Information shown:
********************

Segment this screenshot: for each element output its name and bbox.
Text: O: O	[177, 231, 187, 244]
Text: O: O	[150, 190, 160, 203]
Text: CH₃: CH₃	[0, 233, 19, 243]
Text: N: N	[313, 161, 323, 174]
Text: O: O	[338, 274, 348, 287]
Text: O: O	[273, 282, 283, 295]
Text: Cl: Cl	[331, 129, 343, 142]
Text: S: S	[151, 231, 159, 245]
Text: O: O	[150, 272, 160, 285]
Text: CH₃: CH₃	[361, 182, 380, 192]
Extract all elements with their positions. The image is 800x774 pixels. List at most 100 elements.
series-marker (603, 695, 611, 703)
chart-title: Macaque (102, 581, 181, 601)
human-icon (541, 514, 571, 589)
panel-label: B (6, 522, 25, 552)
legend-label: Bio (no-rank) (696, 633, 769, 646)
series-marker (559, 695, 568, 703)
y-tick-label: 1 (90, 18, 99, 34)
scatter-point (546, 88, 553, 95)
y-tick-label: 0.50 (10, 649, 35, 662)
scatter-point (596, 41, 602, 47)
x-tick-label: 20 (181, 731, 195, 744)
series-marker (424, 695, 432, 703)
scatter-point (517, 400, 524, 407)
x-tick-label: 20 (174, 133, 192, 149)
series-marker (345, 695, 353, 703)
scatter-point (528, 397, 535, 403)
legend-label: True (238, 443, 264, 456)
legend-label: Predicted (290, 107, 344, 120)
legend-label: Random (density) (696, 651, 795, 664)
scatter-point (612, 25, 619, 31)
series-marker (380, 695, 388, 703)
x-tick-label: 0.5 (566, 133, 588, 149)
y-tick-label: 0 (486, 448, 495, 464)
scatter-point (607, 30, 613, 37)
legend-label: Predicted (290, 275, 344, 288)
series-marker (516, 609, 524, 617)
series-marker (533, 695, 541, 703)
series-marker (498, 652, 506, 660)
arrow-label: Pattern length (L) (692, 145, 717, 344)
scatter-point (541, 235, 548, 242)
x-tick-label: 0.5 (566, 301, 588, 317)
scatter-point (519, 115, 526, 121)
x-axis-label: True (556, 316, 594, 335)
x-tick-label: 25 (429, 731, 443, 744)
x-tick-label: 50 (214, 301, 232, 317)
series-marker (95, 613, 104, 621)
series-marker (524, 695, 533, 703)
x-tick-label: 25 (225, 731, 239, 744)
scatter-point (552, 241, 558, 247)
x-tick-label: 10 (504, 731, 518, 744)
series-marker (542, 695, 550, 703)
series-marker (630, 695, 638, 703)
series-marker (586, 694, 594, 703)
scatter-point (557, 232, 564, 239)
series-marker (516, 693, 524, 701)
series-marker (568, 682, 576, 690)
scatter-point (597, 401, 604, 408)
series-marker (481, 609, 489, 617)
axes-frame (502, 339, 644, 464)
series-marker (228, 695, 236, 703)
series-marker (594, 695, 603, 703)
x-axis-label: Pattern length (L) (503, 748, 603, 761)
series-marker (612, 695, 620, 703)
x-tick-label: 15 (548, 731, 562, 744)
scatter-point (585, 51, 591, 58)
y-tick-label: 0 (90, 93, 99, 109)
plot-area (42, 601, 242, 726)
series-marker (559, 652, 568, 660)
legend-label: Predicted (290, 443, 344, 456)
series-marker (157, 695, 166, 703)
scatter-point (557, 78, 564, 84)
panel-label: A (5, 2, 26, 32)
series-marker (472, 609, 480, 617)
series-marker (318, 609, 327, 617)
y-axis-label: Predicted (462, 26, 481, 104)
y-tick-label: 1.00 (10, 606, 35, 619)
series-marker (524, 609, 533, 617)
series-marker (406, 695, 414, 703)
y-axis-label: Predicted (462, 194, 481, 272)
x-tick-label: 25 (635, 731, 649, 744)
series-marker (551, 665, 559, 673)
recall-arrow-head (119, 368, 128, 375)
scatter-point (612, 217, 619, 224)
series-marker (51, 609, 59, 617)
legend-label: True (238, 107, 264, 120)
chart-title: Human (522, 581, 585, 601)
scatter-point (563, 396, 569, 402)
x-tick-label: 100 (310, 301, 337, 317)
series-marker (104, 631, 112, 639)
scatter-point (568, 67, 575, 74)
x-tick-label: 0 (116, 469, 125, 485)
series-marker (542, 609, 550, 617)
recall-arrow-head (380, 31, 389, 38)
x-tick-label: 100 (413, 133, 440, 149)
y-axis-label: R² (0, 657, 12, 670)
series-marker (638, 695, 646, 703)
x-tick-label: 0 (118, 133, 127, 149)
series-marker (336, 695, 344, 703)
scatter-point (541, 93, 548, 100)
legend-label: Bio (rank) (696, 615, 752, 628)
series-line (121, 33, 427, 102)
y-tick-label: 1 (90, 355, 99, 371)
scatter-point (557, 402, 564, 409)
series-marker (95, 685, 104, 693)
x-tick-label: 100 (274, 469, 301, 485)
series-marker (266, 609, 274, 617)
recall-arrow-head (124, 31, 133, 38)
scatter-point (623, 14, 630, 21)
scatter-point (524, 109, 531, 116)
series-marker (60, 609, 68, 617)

********************

Task description: Reproduce every one of the records above line for line, leaving each character unchanged.

Full response:
Segment this screenshot: for each element output its name and bbox.
Text: O: O	[177, 231, 187, 244]
Text: O: O	[150, 190, 160, 203]
Text: CH₃: CH₃	[0, 233, 19, 243]
Text: N: N	[313, 161, 323, 174]
Text: O: O	[338, 274, 348, 287]
Text: O: O	[273, 282, 283, 295]
Text: Cl: Cl	[331, 129, 343, 142]
Text: S: S	[151, 231, 159, 245]
Text: O: O	[150, 272, 160, 285]
Text: CH₃: CH₃	[361, 182, 380, 192]
Extract all elements with their positions. The image is 800x774 pixels. List at most 100 elements.
series-marker (603, 695, 611, 703)
chart-title: Macaque (102, 581, 181, 601)
human-icon (541, 514, 571, 589)
panel-label: B (6, 522, 25, 552)
legend-label: Bio (no-rank) (696, 633, 769, 646)
series-marker (559, 695, 568, 703)
y-tick-label: 1 (90, 18, 99, 34)
scatter-point (546, 88, 553, 95)
y-tick-label: 0.50 (10, 649, 35, 662)
scatter-point (596, 41, 602, 47)
x-tick-label: 20 (181, 731, 195, 744)
series-marker (424, 695, 432, 703)
scatter-point (517, 400, 524, 407)
x-tick-label: 20 (174, 133, 192, 149)
series-marker (345, 695, 353, 703)
scatter-point (528, 397, 535, 403)
legend-label: True (238, 443, 264, 456)
legend-label: Predicted (290, 107, 344, 120)
legend-label: Random (density) (696, 651, 795, 664)
scatter-point (612, 25, 619, 31)
series-marker (380, 695, 388, 703)
x-tick-label: 0.5 (566, 133, 588, 149)
y-tick-label: 0 (486, 448, 495, 464)
scatter-point (607, 30, 613, 37)
legend-label: Predicted (290, 275, 344, 288)
series-marker (516, 609, 524, 617)
series-marker (533, 695, 541, 703)
series-marker (498, 652, 506, 660)
arrow-label: Pattern length (L) (692, 145, 717, 344)
scatter-point (541, 235, 548, 242)
x-tick-label: 0.5 (566, 301, 588, 317)
scatter-point (519, 115, 526, 121)
x-axis-label: True (556, 316, 594, 335)
x-tick-label: 25 (429, 731, 443, 744)
x-tick-label: 50 (214, 301, 232, 317)
series-marker (95, 613, 104, 621)
series-marker (524, 695, 533, 703)
x-tick-label: 25 (225, 731, 239, 744)
scatter-point (552, 241, 558, 247)
x-tick-label: 10 (504, 731, 518, 744)
series-marker (542, 695, 550, 703)
series-marker (630, 695, 638, 703)
series-marker (586, 694, 594, 703)
scatter-point (557, 232, 564, 239)
series-marker (516, 693, 524, 701)
series-marker (568, 682, 576, 690)
scatter-point (597, 401, 604, 408)
series-marker (481, 609, 489, 617)
axes-frame (502, 339, 644, 464)
series-marker (228, 695, 236, 703)
series-marker (594, 695, 603, 703)
x-axis-label: Pattern length (L) (503, 748, 603, 761)
series-marker (612, 695, 620, 703)
x-tick-label: 15 (548, 731, 562, 744)
scatter-point (585, 51, 591, 58)
y-tick-label: 0 (90, 93, 99, 109)
plot-area (42, 601, 242, 726)
series-marker (559, 652, 568, 660)
legend-label: Predicted (290, 443, 344, 456)
series-marker (157, 695, 166, 703)
scatter-point (557, 78, 564, 84)
panel-label: A (5, 2, 26, 32)
series-marker (472, 609, 480, 617)
series-marker (318, 609, 327, 617)
y-axis-label: Predicted (462, 26, 481, 104)
y-tick-label: 1.00 (10, 606, 35, 619)
series-marker (524, 609, 533, 617)
series-marker (406, 695, 414, 703)
y-axis-label: Predicted (462, 194, 481, 272)
x-tick-label: 25 (635, 731, 649, 744)
series-marker (551, 665, 559, 673)
recall-arrow-head (119, 368, 128, 375)
scatter-point (612, 217, 619, 224)
series-marker (51, 609, 59, 617)
legend-label: True (238, 107, 264, 120)
chart-title: Human (522, 581, 585, 601)
scatter-point (563, 396, 569, 402)
x-tick-label: 100 (310, 301, 337, 317)
series-marker (104, 631, 112, 639)
scatter-point (568, 67, 575, 74)
x-tick-label: 0 (116, 469, 125, 485)
series-marker (542, 609, 550, 617)
recall-arrow-head (380, 31, 389, 38)
x-tick-label: 100 (413, 133, 440, 149)
y-axis-label: R² (0, 657, 12, 670)
series-marker (638, 695, 646, 703)
x-tick-label: 0 (118, 133, 127, 149)
series-marker (336, 695, 344, 703)
scatter-point (541, 93, 548, 100)
legend-label: Bio (rank) (696, 615, 752, 628)
series-line (121, 33, 427, 102)
y-tick-label: 1 (90, 355, 99, 371)
scatter-point (557, 402, 564, 409)
series-marker (95, 685, 104, 693)
x-tick-label: 100 (274, 469, 301, 485)
series-marker (266, 609, 274, 617)
recall-arrow-head (124, 31, 133, 38)
scatter-point (623, 14, 630, 21)
scatter-point (524, 109, 531, 116)
series-marker (60, 609, 68, 617)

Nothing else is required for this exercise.